Written problem: Each entry below is to be given again word for word, with no pictures.

Provided information:
** BEGIN **

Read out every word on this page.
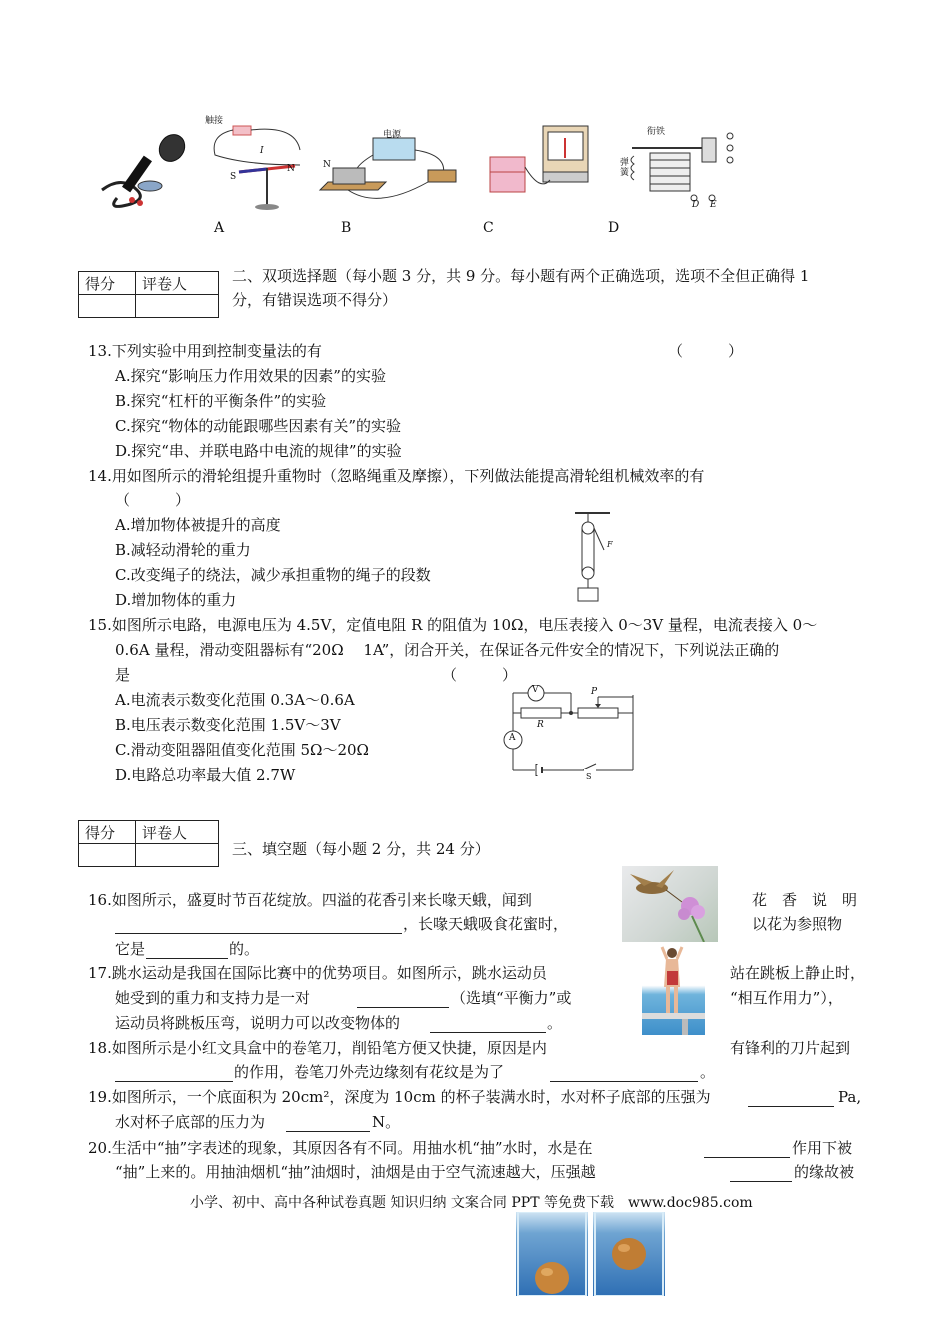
触接
S
N
I
电源
N
衔铁
弹簧
D E
A	B	C	D
得分	评卷人
		二、双项选择题（每小题 3 分，共 9 分。每小题有两个正确选项，选项不全但正确得 1
分，有错误选项不得分）
13.下列实验中用到控制变量法的有	（　　　）
A.探究“影响压力作用效果的因素”的实验
B.探究“杠杆的平衡条件”的实验
C.探究“物体的动能跟哪些因素有关”的实验
D.探究“串、并联电路中电流的规律”的实验
14.用如图所示的滑轮组提升重物时（忽略绳重及摩擦），下列做法能提高滑轮组机械效率的有
（　　　）
A.增加物体被提升的高度
B.减轻动滑轮的重力
C.改变绳子的绕法，减少承担重物的绳子的段数
D.增加物体的重力
F
15.如图所示电路，电源电压为 4.5V，定值电阻 R 的阻值为 10Ω，电压表接入 0～3V 量程，电流表接入 0～
0.6A 量程，滑动变阻器标有“20Ω　 1A”，闭合开关，在保证各元件安全的情况下，下列说法正确的
是	（　　　）
A.电流表示数变化范围 0.3A～0.6A
B.电压表示数变化范围 1.5V～3V
C.滑动变阻器阻值变化范围 5Ω～20Ω
D.电路总功率最大值 2.7W
V
R
P
A
S
得分	评卷人

三、填空题（每小题 2 分，共 24 分）
16.如图所示，盛夏时节百花绽放。四溢的花香引来长喙天蛾，闻到	花　香　说　明
，长喙天蛾吸食花蜜时，	以花为参照物
它是	的。
17.跳水运动是我国在国际比赛中的优势项目。如图所示，跳水运动员	站在跳板上静止时，
她受到的重力和支持力是一对	（选填“平衡力”或	“相互作用力”），
运动员将跳板压弯，说明力可以改变物体的	。
18.如图所示是小红文具盒中的卷笔刀，削铅笔方便又快捷，原因是内	有锋利的刀片起到
的作用，卷笔刀外壳边缘刻有花纹是为了	。
19.如图所示，一个底面积为 20cm²，深度为 10cm 的杯子装满水时，水对杯子底部的压强为	Pa,
水对杯子底部的压力为	N。
20.生活中“抽”字表述的现象，其原因各有不同。用抽水机“抽”水时，水是在	作用下被
“抽”上来的。用抽油烟机“抽”油烟时，油烟是由于空气流速越大，压强越	的缘故被
小学、初中、高中各种试卷真题 知识归纳 文案合同 PPT 等免费下载　www.doc985.com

** END **

Task output:
Read out every word on this page.
触接
S
N
I
电源
N
衔铁
弹簧
D E
A	B	C	D
得分	评卷人
		二、双项选择题（每小题 3 分，共 9 分。每小题有两个正确选项，选项不全但正确得 1
分，有错误选项不得分）
13.下列实验中用到控制变量法的有	（　　　）
A.探究“影响压力作用效果的因素”的实验
B.探究“杠杆的平衡条件”的实验
C.探究“物体的动能跟哪些因素有关”的实验
D.探究“串、并联电路中电流的规律”的实验
14.用如图所示的滑轮组提升重物时（忽略绳重及摩擦），下列做法能提高滑轮组机械效率的有
（　　　）
A.增加物体被提升的高度
B.减轻动滑轮的重力
C.改变绳子的绕法，减少承担重物的绳子的段数
D.增加物体的重力
F
15.如图所示电路，电源电压为 4.5V，定值电阻 R 的阻值为 10Ω，电压表接入 0～3V 量程，电流表接入 0～
0.6A 量程，滑动变阻器标有“20Ω　 1A”，闭合开关，在保证各元件安全的情况下，下列说法正确的
是	（　　　）
A.电流表示数变化范围 0.3A～0.6A
B.电压表示数变化范围 1.5V～3V
C.滑动变阻器阻值变化范围 5Ω～20Ω
D.电路总功率最大值 2.7W
V
R
P
A
S
得分	评卷人

三、填空题（每小题 2 分，共 24 分）
16.如图所示，盛夏时节百花绽放。四溢的花香引来长喙天蛾，闻到	花　香　说　明
，长喙天蛾吸食花蜜时，	以花为参照物
它是	的。
17.跳水运动是我国在国际比赛中的优势项目。如图所示，跳水运动员	站在跳板上静止时，
她受到的重力和支持力是一对	（选填“平衡力”或	“相互作用力”），
运动员将跳板压弯，说明力可以改变物体的	。
18.如图所示是小红文具盒中的卷笔刀，削铅笔方便又快捷，原因是内	有锋利的刀片起到
的作用，卷笔刀外壳边缘刻有花纹是为了	。
19.如图所示，一个底面积为 20cm²，深度为 10cm 的杯子装满水时，水对杯子底部的压强为	Pa,
水对杯子底部的压力为	N。
20.生活中“抽”字表述的现象，其原因各有不同。用抽水机“抽”水时，水是在	作用下被
“抽”上来的。用抽油烟机“抽”油烟时，油烟是由于空气流速越大，压强越	的缘故被
小学、初中、高中各种试卷真题 知识归纳 文案合同 PPT 等免费下载　www.doc985.com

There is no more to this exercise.